La musique instrumentale de Bernardo Pasquini (1637-1710)

Bernardo Pasquini

« Il est mort au faîte de la gloire, dans l'amitié des rois et des princes, sa réputation de virtuose et de pédagogue étendue bien au-delà de l'Italie ; mais son nom parle au musicologue, et guère au mélomane ordinaire, qui peut citer de lui, au mieux, certaine toccata sur le cri du coucou… Voilà d'ailleurs un indice, car s'il revient à la mode, il le devra à ses pièces pour clavecin. Cet amoureux de Palestrina, dont les opéras, oratorios et cantates dérogent rarement aux conventions de l'époque, est d'abord un inventeur, un trouveur instrumental, le plus considérable, en Italie, entre Frescobaldi et Scarlatti. Avec lui, le clavecin se sépare de l'orgue, acquiert sa voix propre et ses prestiges, sert à des mélodies charmeuses, à des rythmes vifs ;  avec lui aussi commence à triompher l'homophonie sur la polyphonie, la verticalité sur l'horizontalité ; le chant domine, l'accord est pesé à sa valeur. Pasquini ne souscrit pas aux durezze de son grand devancier, et parle un langage moins modal que tonal. En un mot, c'est un moderne, résolument gagné à la clarté, à la fluidité, — à l'efficacité. »1

On ne saurait mieux situer un musicien qui, en tant qu'organiste et claveciniste, eut assez de talent pour se faire une immense réputation dans un pays où les genres vocaux et violonistiques tenaient le haut du pavé, une réputation telle qu'elle lui valut aussi de se produire à la cour de France devant Louis xiv et à la cour d'Autriche devant Léopold 1er. Mais c'est dans la Rome pontificale qu'il officia durablement au plus haut niveau comme instrumentiste et comme maître des concerts du prince Borghese, se produisant fréquemment au côté de son ami Corelli.

* **CONSIGNE**: Poursuivez le texte sur la musique instrumentale de Bernardo Pasquini après sa dernière phrase. On peut se passer des lignes.

* **LIGNES RÉPERTORIÉES**:

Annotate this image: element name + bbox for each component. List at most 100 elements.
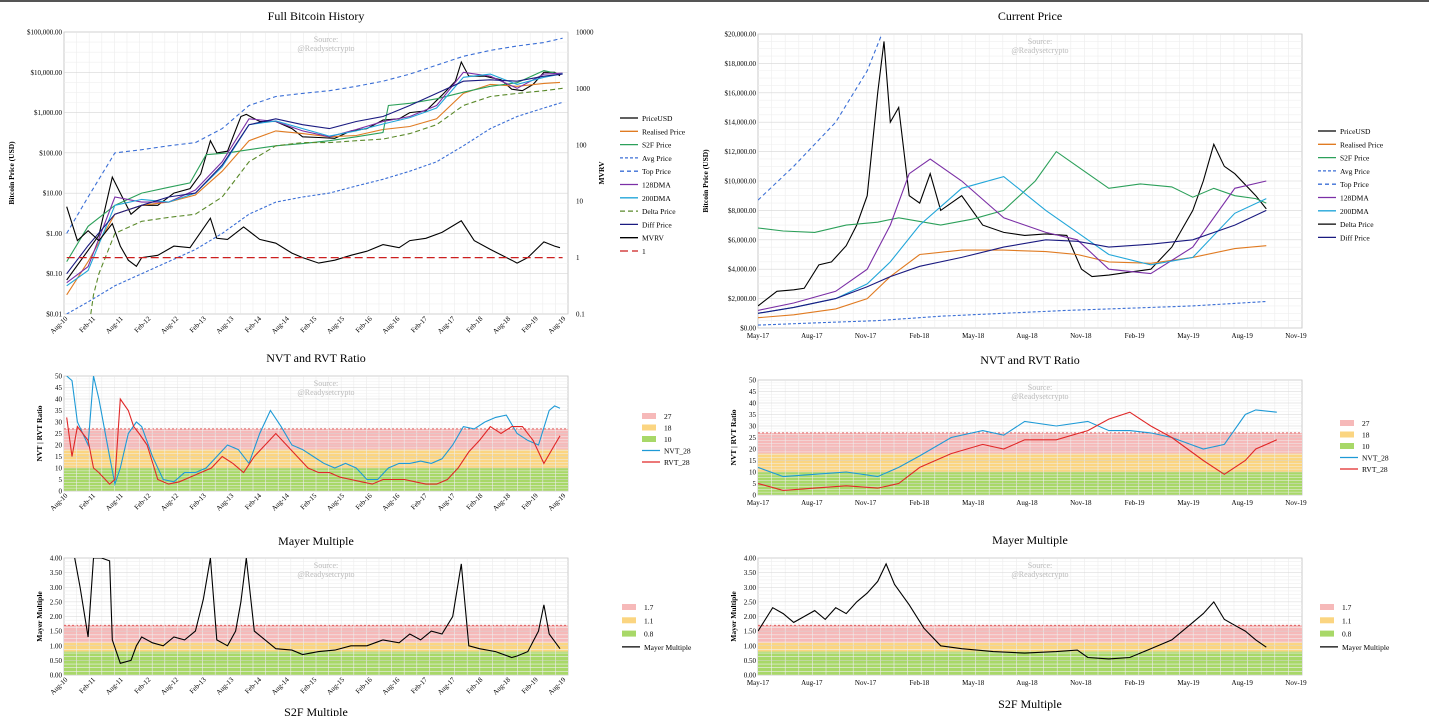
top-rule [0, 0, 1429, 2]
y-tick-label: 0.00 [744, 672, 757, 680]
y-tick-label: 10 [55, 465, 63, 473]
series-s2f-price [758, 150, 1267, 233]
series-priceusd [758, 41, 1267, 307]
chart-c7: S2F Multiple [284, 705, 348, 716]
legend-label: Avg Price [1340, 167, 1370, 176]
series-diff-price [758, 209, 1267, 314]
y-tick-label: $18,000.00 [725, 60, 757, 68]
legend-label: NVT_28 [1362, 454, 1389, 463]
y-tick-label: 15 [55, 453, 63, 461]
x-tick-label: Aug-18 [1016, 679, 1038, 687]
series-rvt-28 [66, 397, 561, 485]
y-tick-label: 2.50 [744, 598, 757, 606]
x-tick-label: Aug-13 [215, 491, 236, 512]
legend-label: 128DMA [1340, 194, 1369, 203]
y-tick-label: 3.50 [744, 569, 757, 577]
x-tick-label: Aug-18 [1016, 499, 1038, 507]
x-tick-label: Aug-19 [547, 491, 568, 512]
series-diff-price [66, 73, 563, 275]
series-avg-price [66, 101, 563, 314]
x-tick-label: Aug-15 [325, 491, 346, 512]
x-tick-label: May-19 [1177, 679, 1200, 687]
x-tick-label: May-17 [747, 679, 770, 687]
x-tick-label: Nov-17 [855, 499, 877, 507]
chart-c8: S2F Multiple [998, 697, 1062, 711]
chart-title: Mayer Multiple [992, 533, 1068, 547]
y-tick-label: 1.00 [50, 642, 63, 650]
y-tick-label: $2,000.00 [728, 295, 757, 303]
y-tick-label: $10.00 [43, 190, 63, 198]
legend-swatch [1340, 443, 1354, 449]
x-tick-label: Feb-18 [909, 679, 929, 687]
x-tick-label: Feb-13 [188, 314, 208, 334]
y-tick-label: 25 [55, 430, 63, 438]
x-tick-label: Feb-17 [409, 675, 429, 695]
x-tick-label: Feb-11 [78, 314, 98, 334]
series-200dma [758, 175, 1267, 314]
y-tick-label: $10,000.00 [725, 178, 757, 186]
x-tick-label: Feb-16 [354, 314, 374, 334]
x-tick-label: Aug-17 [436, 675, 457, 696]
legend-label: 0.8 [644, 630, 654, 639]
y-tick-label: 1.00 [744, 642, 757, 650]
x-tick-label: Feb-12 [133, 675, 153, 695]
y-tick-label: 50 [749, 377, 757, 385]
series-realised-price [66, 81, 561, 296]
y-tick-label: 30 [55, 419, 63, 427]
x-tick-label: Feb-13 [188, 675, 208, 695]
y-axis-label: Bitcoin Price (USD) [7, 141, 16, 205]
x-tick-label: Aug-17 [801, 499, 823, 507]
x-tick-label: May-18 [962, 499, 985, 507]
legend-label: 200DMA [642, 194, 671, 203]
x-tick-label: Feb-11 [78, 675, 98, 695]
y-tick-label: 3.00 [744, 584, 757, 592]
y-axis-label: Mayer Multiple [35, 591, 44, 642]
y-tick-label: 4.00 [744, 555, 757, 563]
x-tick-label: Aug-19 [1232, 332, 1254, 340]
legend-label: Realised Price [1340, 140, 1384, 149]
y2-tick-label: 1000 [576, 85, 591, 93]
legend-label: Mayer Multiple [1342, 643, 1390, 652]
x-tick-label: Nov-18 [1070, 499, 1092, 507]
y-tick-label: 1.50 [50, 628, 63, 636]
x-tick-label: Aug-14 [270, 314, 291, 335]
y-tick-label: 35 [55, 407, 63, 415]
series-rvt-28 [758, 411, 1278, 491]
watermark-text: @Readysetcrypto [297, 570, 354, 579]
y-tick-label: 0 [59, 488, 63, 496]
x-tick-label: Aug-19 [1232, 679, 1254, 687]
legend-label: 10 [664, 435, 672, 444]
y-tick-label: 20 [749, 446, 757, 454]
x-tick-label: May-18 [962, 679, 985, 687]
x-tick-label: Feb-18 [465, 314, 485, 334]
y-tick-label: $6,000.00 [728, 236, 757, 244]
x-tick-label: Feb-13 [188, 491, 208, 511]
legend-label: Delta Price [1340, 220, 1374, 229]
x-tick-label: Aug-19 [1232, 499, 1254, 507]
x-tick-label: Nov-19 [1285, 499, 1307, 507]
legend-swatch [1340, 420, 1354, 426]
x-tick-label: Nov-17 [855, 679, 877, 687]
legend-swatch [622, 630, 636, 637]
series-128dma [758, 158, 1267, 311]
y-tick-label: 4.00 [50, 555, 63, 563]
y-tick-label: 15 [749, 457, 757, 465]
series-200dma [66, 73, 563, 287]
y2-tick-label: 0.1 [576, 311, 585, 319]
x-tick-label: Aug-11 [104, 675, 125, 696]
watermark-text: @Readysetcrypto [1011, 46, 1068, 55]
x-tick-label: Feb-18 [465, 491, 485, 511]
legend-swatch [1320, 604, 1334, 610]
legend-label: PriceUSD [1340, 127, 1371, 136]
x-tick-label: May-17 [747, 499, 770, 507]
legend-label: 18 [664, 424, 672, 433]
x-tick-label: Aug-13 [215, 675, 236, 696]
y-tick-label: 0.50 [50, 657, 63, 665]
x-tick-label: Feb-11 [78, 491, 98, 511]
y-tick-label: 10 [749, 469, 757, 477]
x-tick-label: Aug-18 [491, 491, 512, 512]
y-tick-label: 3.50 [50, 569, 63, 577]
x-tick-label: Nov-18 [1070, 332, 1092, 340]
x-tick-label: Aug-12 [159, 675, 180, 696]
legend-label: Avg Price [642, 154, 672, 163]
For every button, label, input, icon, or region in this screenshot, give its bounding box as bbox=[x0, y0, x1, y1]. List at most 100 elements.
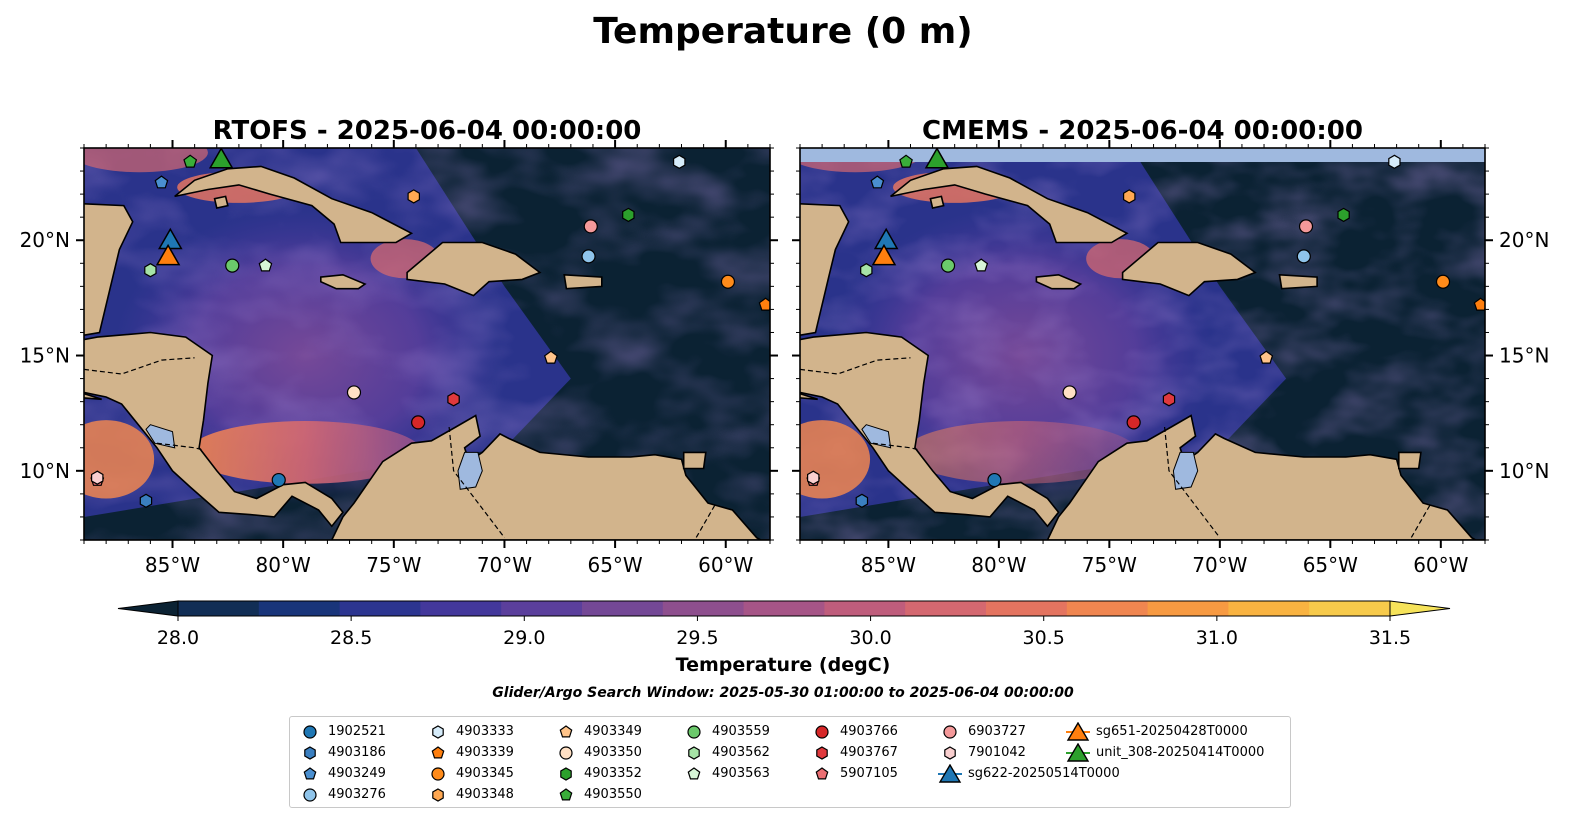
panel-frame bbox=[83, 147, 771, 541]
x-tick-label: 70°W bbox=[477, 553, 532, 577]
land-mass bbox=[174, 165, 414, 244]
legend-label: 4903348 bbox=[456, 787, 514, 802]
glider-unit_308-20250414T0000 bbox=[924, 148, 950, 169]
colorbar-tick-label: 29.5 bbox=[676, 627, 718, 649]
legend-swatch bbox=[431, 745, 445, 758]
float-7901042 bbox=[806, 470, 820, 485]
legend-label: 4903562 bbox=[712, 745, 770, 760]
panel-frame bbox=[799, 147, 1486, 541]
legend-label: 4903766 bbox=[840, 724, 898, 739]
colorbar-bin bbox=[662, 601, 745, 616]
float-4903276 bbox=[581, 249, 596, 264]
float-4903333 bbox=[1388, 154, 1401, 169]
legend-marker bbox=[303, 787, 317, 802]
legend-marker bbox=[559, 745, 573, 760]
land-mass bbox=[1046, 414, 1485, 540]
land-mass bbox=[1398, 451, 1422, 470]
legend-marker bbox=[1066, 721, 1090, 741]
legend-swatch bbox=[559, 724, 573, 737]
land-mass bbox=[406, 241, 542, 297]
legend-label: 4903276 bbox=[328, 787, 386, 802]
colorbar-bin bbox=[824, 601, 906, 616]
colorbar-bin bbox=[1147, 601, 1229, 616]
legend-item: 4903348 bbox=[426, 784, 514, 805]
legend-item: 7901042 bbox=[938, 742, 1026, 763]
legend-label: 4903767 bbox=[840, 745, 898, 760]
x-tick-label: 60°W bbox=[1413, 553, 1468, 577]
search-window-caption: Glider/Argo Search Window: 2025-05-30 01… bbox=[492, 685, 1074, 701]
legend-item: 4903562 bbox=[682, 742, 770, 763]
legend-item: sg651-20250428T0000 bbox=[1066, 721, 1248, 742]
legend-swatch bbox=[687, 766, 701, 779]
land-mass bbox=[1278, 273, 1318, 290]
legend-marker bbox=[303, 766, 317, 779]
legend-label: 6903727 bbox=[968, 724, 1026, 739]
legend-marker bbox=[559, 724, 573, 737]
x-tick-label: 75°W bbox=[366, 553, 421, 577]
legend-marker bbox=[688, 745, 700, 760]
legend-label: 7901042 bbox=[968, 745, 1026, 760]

* **RÉPONSE RÉDIGÉE**:
Certes, et contrairement à ce dernier, il n'eut pas le privilège d'être enterré au Panthéon. Il ne demeura pas non plus au même point un objet de culte pour les diverses générations suivantes. Ce relatif oubli, on ne sait trop s'il faut surtout l'attribuer à sa spécialité de compositeur pour clavier, moins en vogue que d'autres en Italie et fortement « concurrencée » sur d'autres terres, ou au fait que ses pièces instrumentales restèrent manuscrites jusqu'à une époque très récente, ce qui ne pouvait favoriser leur diffusion. Sans doute faut-il aussi observer qu'à la différence de Corelli, Pasquini a beaucoup écrit, y compris et surtout pour la voix, de sorte qu'on ne pouvait décemment attendre de lui qu'il prodigue à ses œuvres instrumentales —  fortes de près de 150 numéros— des soins aussi intenses que ceux accordés par son ami violoniste à sa propre production.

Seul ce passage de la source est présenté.